• Requirements:
Look at the entries below and reproduce them exactly.

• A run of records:
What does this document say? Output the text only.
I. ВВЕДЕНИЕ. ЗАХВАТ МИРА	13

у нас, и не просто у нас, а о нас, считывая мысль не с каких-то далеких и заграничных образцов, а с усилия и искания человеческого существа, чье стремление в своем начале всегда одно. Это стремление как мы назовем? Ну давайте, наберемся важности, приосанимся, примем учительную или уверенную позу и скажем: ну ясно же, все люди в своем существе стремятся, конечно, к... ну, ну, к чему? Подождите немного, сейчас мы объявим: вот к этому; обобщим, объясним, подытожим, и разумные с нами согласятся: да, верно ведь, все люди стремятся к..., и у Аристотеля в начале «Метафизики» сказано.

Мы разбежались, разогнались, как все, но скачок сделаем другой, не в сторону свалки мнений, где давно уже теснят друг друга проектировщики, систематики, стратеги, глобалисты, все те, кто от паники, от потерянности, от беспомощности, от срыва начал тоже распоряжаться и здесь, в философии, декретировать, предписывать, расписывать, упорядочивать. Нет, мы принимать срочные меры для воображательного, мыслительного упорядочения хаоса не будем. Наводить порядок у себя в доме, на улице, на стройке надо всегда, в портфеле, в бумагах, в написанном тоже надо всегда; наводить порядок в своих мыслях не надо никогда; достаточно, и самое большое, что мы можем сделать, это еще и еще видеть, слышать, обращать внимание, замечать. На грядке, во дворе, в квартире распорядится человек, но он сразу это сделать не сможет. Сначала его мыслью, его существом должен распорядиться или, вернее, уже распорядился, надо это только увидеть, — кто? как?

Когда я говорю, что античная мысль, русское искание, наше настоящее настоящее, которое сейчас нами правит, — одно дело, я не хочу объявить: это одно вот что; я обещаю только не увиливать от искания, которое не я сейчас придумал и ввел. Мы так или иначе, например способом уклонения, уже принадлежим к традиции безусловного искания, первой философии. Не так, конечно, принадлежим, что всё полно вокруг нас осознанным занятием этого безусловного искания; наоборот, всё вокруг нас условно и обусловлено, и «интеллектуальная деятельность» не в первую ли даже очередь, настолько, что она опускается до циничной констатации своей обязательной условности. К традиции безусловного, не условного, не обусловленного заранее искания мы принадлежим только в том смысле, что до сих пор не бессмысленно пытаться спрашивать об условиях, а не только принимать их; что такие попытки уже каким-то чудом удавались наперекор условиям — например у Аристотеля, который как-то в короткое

• Task solution:
What does this document say? Output the text only.
I. ВВЕДЕНИЕ. ЗАХВАТ МИРА	13

у нас, и не просто у нас, а о нас, считывая мысль не с каких-то далеких и заграничных образцов, а с усилия и искания человеческого существа, чье стремление в своем начале всегда одно. Это стремление как мы назовем? Ну давайте, наберемся важности, приосанимся, примем учительную или уверенную позу и скажем: ну ясно же, все люди в своем существе стремятся, конечно, к... ну, ну, к чему? Подождите немного, сейчас мы объявим: вот к этому; обобщим, объясним, подытожим, и разумные с нами согласятся: да, верно ведь, все люди стремятся к..., и у Аристотеля в начале «Метафизики» сказано.

Мы разбежались, разогнались, как все, но скачок сделаем другой, не в сторону свалки мнений, где давно уже теснят друг друга проектировщики, систематики, стратеги, глобалисты, все те, кто от паники, от потерянности, от беспомощности, от срыва начал тоже распоряжаться и здесь, в философии, декретировать, предписывать, расписывать, упорядочивать. Нет, мы принимать срочные меры для воображательного, мыслительного упорядочения хаоса не будем. Наводить порядок у себя в доме, на улице, на стройке надо всегда, в портфеле, в бумагах, в написанном тоже надо всегда; наводить порядок в своих мыслях не надо никогда; достаточно, и самое большое, что мы можем сделать, это еще и еще видеть, слышать, обращать внимание, замечать. На грядке, во дворе, в квартире распорядится человек, но он сразу это сделать не сможет. Сначала его мыслью, его существом должен распорядиться или, вернее, уже распорядился, надо это только увидеть, — кто? как?

Когда я говорю, что античная мысль, русское искание, наше настоящее настоящее, которое сейчас нами правит, — одно дело, я не хочу объявить: это одно вот что; я обещаю только не увиливать от искания, которое не я сейчас придумал и ввел. Мы так или иначе, например способом уклонения, уже принадлежим к традиции безусловного искания, первой философии. Не так, конечно, принадлежим, что всё полно вокруг нас осознанным занятием этого безусловного искания; наоборот, всё вокруг нас условно и обусловлено, и «интеллектуальная деятельность» не в первую ли даже очередь, настолько, что она опускается до циничной констатации своей обязательной условности. К традиции безусловного, не условного, не обусловленного заранее искания мы принадлежим только в том смысле, что до сих пор не бессмысленно пытаться спрашивать об условиях, а не только принимать их; что такие попытки уже каким-то чудом удавались наперекор условиям — например у Аристотеля, который как-то в короткое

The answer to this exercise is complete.